Geben Sie den nachstehenden Text zum Grundsatz der gegenseitigen Anerkennung vollständig und wortgetreu wieder.

> TEXT
......
Mit dem Rechtsanspruch „Grundsatz der gegenseitigen Anerkennung“ kann ein Unternehmen Erzeugnisse auch in anderen Mitgliedstaaten verkaufen.

Unter dem „Grundsatz der gegenseitigen Anerkennung von Waren (mutual recognition of goods)“ kann ein Unternehmen, wenn es ein Erzeugnis in einem Mitgliedstaat rechtmäßig und unter Einhaltung der geltenden nationalen technischen Vorschriften dieses Mitgliedstaats verkauft, dieses Erzeugnis auch in anderen Mitgliedstaaten verkaufen.

Technische Hindernisse für den freien Warenverkehr können vorliegen, wenn die Behörden eines Mitgliedstaats nationale Regelungen anwenden, in denen Anforderungen für Erzeugnisse festgelegt werden, die in anderen Mitgliedstaaten rechtmäßig in Verkehr gebracht wurden. Waren, die in einem anderen Mitgliedstaat rechtmäßig in Verkehr gebracht werden, sind Waren oder Waren desselben Typs, die den in diesem Mitgliedstaat geltenden einschlägigen Vorschriften entsprechen oder keinen derartigen Vorschriften in diesem Mitgliedstaat unterliegen und Endnutzern in diesem Mitgliedstaat zur Verfügung gestellt werden. Wenn durch nationale Vorschriften das Sekundärrecht der EU nicht umgesetzt wird, stellen sie technische Hindernisse dar, auf die die Artikel 34 und 36 AEUV auch dann anwendbar sind, wenn diese Vorschriften unterschiedslos für alle Erzeugnisse gelten.
......
> VORLIEGENDE ANGABEN
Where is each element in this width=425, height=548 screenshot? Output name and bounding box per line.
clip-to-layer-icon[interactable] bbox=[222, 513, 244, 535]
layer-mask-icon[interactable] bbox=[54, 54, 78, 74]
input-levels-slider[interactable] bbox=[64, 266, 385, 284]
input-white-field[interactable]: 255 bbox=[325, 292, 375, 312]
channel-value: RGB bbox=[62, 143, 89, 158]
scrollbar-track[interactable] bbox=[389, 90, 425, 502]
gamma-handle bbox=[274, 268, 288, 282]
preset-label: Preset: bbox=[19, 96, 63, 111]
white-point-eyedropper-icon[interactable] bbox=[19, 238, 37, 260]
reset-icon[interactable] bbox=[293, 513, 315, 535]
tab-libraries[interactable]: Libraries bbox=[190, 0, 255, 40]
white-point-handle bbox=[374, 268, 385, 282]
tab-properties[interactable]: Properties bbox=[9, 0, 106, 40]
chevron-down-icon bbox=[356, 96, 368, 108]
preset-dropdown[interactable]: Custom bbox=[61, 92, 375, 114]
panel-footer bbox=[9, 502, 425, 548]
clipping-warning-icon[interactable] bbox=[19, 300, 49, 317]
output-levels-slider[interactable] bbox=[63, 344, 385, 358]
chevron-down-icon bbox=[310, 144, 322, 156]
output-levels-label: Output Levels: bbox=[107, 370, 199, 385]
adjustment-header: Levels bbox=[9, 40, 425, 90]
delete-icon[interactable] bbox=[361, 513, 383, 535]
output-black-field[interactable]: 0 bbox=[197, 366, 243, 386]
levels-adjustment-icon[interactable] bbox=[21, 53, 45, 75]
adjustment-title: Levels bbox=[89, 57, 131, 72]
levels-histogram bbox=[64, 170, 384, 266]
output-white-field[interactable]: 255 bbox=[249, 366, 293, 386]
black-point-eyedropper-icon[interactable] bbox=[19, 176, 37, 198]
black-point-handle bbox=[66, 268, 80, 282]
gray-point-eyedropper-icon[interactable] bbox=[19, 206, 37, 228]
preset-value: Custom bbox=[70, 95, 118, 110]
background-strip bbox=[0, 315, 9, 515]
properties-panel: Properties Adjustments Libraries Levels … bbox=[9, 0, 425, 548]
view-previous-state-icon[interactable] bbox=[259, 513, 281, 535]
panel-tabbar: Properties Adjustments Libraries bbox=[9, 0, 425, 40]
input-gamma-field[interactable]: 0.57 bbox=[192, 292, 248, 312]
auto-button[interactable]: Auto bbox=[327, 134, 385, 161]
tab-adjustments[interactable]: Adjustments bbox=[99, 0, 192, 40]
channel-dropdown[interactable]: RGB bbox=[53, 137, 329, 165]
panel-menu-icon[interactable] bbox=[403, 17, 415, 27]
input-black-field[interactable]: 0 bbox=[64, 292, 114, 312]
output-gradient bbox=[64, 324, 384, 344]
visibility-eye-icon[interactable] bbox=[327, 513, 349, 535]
......
> ANTWORT
Mit dem Rechtsanspruch „Grundsatz der gegenseitigen Anerkennung“ kann ein Unternehmen Erzeugnisse auch in anderen Mitgliedstaaten verkaufen.

Unter dem „Grundsatz der gegenseitigen Anerkennung von Waren (mutual recognition of goods)“ kann ein Unternehmen, wenn es ein Erzeugnis in einem Mitgliedstaat rechtmäßig und unter Einhaltung der geltenden nationalen technischen Vorschriften dieses Mitgliedstaats verkauft, dieses Erzeugnis auch in anderen Mitgliedstaaten verkaufen.

Technische Hindernisse für den freien Warenverkehr können vorliegen, wenn die Behörden eines Mitgliedstaats nationale Regelungen anwenden, in denen Anforderungen für Erzeugnisse festgelegt werden, die in anderen Mitgliedstaaten rechtmäßig in Verkehr gebracht wurden. Waren, die in einem anderen Mitgliedstaat rechtmäßig in Verkehr gebracht werden, sind Waren oder Waren desselben Typs, die den in diesem Mitgliedstaat geltenden einschlägigen Vorschriften entsprechen oder keinen derartigen Vorschriften in diesem Mitgliedstaat unterliegen und Endnutzern in diesem Mitgliedstaat zur Verfügung gestellt werden. Wenn durch nationale Vorschriften das Sekundärrecht der EU nicht umgesetzt wird, stellen sie technische Hindernisse dar, auf die die Artikel 34 und 36 AEUV auch dann anwendbar sind, wenn diese Vorschriften unterschiedslos für alle Erzeugnisse gelten.